What you should do — Reproduce each of the records below line for line, keeping every character as it appears.

[BEGIN Dataset extract]

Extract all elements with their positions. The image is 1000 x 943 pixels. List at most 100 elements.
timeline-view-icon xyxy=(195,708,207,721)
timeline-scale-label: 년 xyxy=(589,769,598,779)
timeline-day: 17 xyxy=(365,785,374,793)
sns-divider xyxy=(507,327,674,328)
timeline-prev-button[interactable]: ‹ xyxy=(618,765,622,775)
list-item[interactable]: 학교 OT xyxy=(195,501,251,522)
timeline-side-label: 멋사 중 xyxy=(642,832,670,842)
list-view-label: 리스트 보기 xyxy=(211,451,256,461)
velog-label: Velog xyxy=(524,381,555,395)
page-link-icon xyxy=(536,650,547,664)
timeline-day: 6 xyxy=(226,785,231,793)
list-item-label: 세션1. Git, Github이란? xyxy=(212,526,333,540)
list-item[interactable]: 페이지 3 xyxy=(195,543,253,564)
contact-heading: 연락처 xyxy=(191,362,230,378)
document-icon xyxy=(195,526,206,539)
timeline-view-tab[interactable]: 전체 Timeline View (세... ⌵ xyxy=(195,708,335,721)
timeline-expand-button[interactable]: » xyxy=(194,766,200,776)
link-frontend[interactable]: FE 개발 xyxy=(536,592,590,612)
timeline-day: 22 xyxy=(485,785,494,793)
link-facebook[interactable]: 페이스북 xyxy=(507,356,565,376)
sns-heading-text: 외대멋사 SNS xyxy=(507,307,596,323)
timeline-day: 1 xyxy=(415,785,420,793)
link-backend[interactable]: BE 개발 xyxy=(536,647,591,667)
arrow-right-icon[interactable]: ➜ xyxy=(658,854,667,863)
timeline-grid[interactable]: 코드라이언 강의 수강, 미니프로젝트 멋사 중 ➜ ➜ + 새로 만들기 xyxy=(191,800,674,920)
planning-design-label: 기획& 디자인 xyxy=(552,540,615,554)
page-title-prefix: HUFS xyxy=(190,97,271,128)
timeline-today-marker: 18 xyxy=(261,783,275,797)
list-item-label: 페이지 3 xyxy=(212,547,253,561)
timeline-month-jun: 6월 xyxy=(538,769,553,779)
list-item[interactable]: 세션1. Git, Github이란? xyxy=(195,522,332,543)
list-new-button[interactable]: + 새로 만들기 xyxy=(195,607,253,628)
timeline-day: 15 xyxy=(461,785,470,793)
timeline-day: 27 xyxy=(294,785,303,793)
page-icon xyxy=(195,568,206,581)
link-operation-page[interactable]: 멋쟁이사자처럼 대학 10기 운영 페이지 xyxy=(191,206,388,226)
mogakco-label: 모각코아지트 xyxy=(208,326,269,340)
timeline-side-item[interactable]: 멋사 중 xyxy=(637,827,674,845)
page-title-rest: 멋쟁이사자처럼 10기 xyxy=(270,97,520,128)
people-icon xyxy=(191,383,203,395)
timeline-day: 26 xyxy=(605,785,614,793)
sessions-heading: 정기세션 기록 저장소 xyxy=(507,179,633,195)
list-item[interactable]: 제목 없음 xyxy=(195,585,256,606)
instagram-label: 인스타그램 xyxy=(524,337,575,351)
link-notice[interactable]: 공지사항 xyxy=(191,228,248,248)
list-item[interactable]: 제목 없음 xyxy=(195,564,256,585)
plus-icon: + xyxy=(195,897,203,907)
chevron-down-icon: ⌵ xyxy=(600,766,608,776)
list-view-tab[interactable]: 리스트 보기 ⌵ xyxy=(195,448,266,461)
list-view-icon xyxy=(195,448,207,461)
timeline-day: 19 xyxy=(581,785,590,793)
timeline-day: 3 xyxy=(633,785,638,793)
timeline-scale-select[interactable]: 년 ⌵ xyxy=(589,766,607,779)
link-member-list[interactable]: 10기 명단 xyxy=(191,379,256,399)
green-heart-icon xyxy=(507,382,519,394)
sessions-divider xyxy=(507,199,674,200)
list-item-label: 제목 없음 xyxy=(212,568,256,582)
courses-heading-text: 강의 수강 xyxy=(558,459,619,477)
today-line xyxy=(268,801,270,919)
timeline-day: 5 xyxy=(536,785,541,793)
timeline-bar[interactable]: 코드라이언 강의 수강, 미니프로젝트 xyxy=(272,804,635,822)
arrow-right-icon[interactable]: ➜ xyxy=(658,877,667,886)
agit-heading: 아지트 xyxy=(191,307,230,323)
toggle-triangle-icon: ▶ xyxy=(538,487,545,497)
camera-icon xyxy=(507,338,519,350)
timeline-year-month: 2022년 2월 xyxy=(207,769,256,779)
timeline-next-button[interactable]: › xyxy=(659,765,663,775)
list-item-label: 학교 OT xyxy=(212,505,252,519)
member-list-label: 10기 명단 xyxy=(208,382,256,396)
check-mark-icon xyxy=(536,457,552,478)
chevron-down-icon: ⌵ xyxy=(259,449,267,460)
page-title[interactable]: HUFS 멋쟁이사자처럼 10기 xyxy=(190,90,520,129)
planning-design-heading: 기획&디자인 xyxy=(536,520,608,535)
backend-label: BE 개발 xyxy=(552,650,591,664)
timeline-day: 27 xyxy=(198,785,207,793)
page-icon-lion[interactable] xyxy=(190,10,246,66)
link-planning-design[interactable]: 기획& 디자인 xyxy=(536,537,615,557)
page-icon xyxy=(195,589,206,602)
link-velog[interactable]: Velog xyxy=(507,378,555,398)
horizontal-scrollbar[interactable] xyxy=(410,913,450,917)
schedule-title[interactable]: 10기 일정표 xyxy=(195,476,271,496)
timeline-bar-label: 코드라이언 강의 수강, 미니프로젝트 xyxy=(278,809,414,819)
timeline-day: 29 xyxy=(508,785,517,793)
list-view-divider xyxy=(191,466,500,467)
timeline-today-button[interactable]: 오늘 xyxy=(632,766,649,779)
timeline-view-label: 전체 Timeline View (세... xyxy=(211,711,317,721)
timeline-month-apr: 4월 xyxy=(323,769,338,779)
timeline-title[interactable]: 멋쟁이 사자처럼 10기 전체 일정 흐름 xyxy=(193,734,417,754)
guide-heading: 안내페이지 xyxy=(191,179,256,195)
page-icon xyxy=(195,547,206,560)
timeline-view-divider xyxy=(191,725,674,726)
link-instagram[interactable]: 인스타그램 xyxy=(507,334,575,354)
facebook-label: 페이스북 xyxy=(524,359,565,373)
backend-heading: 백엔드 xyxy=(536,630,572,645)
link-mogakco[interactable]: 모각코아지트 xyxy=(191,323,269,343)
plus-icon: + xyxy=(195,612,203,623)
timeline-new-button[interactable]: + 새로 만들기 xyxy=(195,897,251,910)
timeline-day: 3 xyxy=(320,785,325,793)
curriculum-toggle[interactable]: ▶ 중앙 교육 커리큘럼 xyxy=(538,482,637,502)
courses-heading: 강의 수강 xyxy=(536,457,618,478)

[END Dataset extract]

Solution to the exercise —
Extract all elements with their positions. The image is 1000 x 943 pixels. List at most 100 elements.
timeline-view-icon xyxy=(195,708,207,721)
timeline-scale-label: 년 xyxy=(589,769,598,779)
timeline-day: 17 xyxy=(365,785,374,793)
sns-divider xyxy=(507,327,674,328)
timeline-prev-button[interactable]: ‹ xyxy=(618,765,622,775)
list-item[interactable]: 학교 OT xyxy=(195,501,251,522)
timeline-side-label: 멋사 중 xyxy=(642,832,670,842)
list-view-label: 리스트 보기 xyxy=(211,451,256,461)
velog-label: Velog xyxy=(524,381,555,395)
page-link-icon xyxy=(536,650,547,664)
timeline-day: 6 xyxy=(226,785,231,793)
list-item-label: 세션1. Git, Github이란? xyxy=(212,526,333,540)
list-item[interactable]: 페이지 3 xyxy=(195,543,253,564)
contact-heading: 연락처 xyxy=(191,362,230,378)
document-icon xyxy=(195,526,206,539)
timeline-view-tab[interactable]: 전체 Timeline View (세... ⌵ xyxy=(195,708,335,721)
timeline-expand-button[interactable]: » xyxy=(194,766,200,776)
link-frontend[interactable]: FE 개발 xyxy=(536,592,590,612)
timeline-day: 22 xyxy=(485,785,494,793)
link-facebook[interactable]: 페이스북 xyxy=(507,356,565,376)
sns-heading-text: 외대멋사 SNS xyxy=(507,307,596,323)
timeline-day: 1 xyxy=(415,785,420,793)
link-backend[interactable]: BE 개발 xyxy=(536,647,591,667)
arrow-right-icon[interactable]: ➜ xyxy=(658,854,667,863)
timeline-grid[interactable]: 코드라이언 강의 수강, 미니프로젝트 멋사 중 ➜ ➜ + 새로 만들기 xyxy=(191,800,674,920)
planning-design-label: 기획& 디자인 xyxy=(552,540,615,554)
page-title-prefix: HUFS xyxy=(190,97,271,128)
timeline-today-marker: 18 xyxy=(261,783,275,797)
list-item-label: 페이지 3 xyxy=(212,547,253,561)
timeline-month-jun: 6월 xyxy=(538,769,553,779)
list-item[interactable]: 세션1. Git, Github이란? xyxy=(195,522,332,543)
list-new-button[interactable]: + 새로 만들기 xyxy=(195,607,253,628)
timeline-day: 15 xyxy=(461,785,470,793)
timeline-day: 27 xyxy=(294,785,303,793)
page-icon xyxy=(195,568,206,581)
link-operation-page[interactable]: 멋쟁이사자처럼 대학 10기 운영 페이지 xyxy=(191,206,388,226)
mogakco-label: 모각코아지트 xyxy=(208,326,269,340)
timeline-side-item[interactable]: 멋사 중 xyxy=(637,827,674,845)
page-title-rest: 멋쟁이사자처럼 10기 xyxy=(270,97,520,128)
people-icon xyxy=(191,383,203,395)
timeline-day: 26 xyxy=(605,785,614,793)
sessions-heading: 정기세션 기록 저장소 xyxy=(507,179,633,195)
list-item[interactable]: 제목 없음 xyxy=(195,585,256,606)
instagram-label: 인스타그램 xyxy=(524,337,575,351)
link-notice[interactable]: 공지사항 xyxy=(191,228,248,248)
list-item[interactable]: 제목 없음 xyxy=(195,564,256,585)
plus-icon: + xyxy=(195,897,203,907)
chevron-down-icon: ⌵ xyxy=(600,766,608,776)
list-view-tab[interactable]: 리스트 보기 ⌵ xyxy=(195,448,266,461)
list-view-icon xyxy=(195,448,207,461)
timeline-day: 19 xyxy=(581,785,590,793)
timeline-day: 3 xyxy=(633,785,638,793)
timeline-scale-select[interactable]: 년 ⌵ xyxy=(589,766,607,779)
link-member-list[interactable]: 10기 명단 xyxy=(191,379,256,399)
green-heart-icon xyxy=(507,382,519,394)
sessions-divider xyxy=(507,199,674,200)
list-item-label: 제목 없음 xyxy=(212,568,256,582)
courses-heading-text: 강의 수강 xyxy=(558,459,619,477)
today-line xyxy=(268,801,270,919)
timeline-day: 5 xyxy=(536,785,541,793)
timeline-bar[interactable]: 코드라이언 강의 수강, 미니프로젝트 xyxy=(272,804,635,822)
arrow-right-icon[interactable]: ➜ xyxy=(658,877,667,886)
agit-heading: 아지트 xyxy=(191,307,230,323)
toggle-triangle-icon: ▶ xyxy=(538,487,545,497)
camera-icon xyxy=(507,338,519,350)
timeline-year-month: 2022년 2월 xyxy=(207,769,256,779)
timeline-next-button[interactable]: › xyxy=(659,765,663,775)
list-item-label: 학교 OT xyxy=(212,505,252,519)
member-list-label: 10기 명단 xyxy=(208,382,256,396)
check-mark-icon xyxy=(536,457,552,478)
chevron-down-icon: ⌵ xyxy=(259,449,267,460)
page-title[interactable]: HUFS 멋쟁이사자처럼 10기 xyxy=(190,90,520,129)
planning-design-heading: 기획&디자인 xyxy=(536,520,608,535)
backend-label: BE 개발 xyxy=(552,650,591,664)
timeline-day: 27 xyxy=(198,785,207,793)
page-icon-lion[interactable] xyxy=(190,10,246,66)
link-planning-design[interactable]: 기획& 디자인 xyxy=(536,537,615,557)
page-icon xyxy=(195,589,206,602)
link-velog[interactable]: Velog xyxy=(507,378,555,398)
horizontal-scrollbar[interactable] xyxy=(410,913,450,917)
schedule-title[interactable]: 10기 일정표 xyxy=(195,476,271,496)
timeline-bar-label: 코드라이언 강의 수강, 미니프로젝트 xyxy=(278,809,414,819)
timeline-day: 29 xyxy=(508,785,517,793)
list-view-divider xyxy=(191,466,500,467)
timeline-today-button[interactable]: 오늘 xyxy=(632,766,649,779)
timeline-view-label: 전체 Timeline View (세... xyxy=(211,711,317,721)
timeline-month-apr: 4월 xyxy=(323,769,338,779)
timeline-title[interactable]: 멋쟁이 사자처럼 10기 전체 일정 흐름 xyxy=(193,734,417,754)
guide-heading: 안내페이지 xyxy=(191,179,256,195)
page-icon xyxy=(195,547,206,560)
timeline-view-divider xyxy=(191,725,674,726)
link-instagram[interactable]: 인스타그램 xyxy=(507,334,575,354)
facebook-label: 페이스북 xyxy=(524,359,565,373)
backend-heading: 백엔드 xyxy=(536,630,572,645)
link-mogakco[interactable]: 모각코아지트 xyxy=(191,323,269,343)
plus-icon: + xyxy=(195,612,203,623)
timeline-new-button[interactable]: + 새로 만들기 xyxy=(195,897,251,910)
timeline-day: 3 xyxy=(320,785,325,793)
curriculum-toggle[interactable]: ▶ 중앙 교육 커리큘럼 xyxy=(538,482,637,502)
courses-heading: 강의 수강 xyxy=(536,457,618,478)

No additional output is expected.